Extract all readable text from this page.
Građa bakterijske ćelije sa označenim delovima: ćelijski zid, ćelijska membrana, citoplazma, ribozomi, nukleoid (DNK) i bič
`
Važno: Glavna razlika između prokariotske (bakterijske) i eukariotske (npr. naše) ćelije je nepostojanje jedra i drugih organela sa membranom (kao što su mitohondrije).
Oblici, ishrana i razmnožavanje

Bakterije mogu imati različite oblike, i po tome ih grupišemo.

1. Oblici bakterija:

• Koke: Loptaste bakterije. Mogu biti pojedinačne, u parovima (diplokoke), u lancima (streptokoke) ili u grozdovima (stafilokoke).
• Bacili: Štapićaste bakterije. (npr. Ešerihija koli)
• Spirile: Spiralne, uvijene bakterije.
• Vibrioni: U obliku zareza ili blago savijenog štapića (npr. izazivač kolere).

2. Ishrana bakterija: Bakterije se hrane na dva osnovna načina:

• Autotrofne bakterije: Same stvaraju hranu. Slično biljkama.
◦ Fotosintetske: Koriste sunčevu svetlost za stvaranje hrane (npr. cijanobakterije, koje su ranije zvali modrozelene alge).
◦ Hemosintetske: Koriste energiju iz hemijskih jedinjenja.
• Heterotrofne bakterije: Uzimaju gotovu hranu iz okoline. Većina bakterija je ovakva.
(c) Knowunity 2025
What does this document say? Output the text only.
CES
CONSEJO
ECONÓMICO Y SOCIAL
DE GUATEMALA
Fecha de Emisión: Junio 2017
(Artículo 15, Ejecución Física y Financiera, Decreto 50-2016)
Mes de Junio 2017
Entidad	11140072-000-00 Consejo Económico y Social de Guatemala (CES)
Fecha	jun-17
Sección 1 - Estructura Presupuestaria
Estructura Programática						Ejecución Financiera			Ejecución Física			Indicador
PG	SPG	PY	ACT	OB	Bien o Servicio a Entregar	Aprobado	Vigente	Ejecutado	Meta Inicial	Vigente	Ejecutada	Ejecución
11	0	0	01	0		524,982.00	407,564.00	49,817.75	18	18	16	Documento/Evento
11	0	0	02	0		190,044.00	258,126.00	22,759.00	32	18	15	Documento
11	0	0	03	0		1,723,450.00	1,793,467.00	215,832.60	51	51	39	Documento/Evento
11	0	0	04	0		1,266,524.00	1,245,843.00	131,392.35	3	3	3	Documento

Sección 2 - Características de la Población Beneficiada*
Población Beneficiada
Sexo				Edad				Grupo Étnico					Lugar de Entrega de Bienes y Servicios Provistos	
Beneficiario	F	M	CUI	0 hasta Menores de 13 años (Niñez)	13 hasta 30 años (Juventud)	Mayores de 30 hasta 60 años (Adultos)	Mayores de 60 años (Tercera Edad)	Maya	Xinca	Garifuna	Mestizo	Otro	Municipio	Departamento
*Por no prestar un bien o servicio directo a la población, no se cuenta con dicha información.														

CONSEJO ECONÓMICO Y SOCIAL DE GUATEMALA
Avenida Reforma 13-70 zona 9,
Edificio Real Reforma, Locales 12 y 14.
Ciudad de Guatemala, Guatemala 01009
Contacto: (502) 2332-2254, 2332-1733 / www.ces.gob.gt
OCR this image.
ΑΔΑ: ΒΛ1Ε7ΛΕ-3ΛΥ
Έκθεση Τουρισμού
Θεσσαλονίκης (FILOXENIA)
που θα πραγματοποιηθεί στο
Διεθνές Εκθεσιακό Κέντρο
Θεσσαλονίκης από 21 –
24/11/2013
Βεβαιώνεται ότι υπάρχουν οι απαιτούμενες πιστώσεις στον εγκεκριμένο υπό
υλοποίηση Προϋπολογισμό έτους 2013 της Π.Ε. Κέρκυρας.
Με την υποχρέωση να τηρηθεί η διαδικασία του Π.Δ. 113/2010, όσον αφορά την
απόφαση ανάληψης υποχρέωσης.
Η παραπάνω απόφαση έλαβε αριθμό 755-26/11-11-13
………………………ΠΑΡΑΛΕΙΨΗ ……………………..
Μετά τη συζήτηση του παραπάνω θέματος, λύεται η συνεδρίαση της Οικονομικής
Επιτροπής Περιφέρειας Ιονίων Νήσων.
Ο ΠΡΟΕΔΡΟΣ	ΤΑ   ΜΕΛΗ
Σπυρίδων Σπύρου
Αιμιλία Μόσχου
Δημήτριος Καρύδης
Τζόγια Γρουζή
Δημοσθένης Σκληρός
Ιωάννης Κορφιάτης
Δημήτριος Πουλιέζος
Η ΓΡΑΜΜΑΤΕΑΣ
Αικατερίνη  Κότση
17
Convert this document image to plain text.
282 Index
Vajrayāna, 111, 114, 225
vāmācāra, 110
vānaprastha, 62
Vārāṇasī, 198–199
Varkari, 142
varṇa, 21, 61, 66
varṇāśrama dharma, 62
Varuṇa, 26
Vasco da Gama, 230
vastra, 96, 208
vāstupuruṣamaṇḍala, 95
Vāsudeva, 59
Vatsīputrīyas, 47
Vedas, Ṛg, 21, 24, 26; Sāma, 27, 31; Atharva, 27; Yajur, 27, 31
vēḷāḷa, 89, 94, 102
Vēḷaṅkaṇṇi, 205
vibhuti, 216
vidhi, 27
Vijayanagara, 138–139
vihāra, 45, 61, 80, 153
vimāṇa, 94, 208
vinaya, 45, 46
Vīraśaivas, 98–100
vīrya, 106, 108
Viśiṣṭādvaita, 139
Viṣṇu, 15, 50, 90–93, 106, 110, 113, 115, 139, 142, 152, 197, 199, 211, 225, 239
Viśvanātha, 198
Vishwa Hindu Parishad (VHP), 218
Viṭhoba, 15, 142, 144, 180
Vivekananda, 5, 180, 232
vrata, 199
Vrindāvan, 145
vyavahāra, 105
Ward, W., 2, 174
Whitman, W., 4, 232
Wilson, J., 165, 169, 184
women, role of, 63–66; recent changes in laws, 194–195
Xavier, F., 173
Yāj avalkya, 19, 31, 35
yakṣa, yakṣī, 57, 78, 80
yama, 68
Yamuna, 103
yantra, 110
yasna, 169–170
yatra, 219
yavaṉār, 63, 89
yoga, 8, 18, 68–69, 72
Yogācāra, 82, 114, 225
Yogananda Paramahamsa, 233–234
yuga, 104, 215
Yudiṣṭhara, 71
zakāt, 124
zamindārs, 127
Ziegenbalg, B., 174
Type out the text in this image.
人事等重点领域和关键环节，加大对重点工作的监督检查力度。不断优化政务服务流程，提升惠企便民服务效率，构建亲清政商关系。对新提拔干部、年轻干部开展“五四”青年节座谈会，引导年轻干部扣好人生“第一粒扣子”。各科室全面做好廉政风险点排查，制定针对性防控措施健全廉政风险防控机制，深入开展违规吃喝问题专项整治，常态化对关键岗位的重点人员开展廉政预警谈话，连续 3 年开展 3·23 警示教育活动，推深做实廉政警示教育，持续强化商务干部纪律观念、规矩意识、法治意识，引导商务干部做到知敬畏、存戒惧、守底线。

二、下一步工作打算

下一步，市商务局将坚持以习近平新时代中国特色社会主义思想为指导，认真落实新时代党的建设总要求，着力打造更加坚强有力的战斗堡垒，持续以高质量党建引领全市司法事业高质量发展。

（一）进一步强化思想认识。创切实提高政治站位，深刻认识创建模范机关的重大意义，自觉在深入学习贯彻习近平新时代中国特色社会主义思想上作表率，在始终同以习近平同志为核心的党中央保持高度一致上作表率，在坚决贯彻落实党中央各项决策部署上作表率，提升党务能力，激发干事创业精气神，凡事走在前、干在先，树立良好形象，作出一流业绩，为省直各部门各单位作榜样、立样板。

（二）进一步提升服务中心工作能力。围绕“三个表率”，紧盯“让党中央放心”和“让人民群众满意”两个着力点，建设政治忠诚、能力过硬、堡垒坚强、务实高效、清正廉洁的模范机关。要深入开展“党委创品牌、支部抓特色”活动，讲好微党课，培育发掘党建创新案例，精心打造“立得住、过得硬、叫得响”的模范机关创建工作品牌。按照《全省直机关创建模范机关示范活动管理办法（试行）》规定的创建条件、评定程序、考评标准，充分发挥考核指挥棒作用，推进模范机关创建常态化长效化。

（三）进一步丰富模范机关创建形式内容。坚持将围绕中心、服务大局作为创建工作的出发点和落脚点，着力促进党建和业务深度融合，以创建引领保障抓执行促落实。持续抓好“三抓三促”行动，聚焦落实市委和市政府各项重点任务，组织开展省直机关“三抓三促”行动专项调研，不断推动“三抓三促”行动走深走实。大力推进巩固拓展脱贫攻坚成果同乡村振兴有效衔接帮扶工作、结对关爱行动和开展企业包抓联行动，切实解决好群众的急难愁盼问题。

==============================

Look through the data above. Copy every line with the string "Reforma" in it.

__Correct response__
Avenida Reforma 13-70 zona 9,
Edificio Real Reforma, Locales 12 y 14.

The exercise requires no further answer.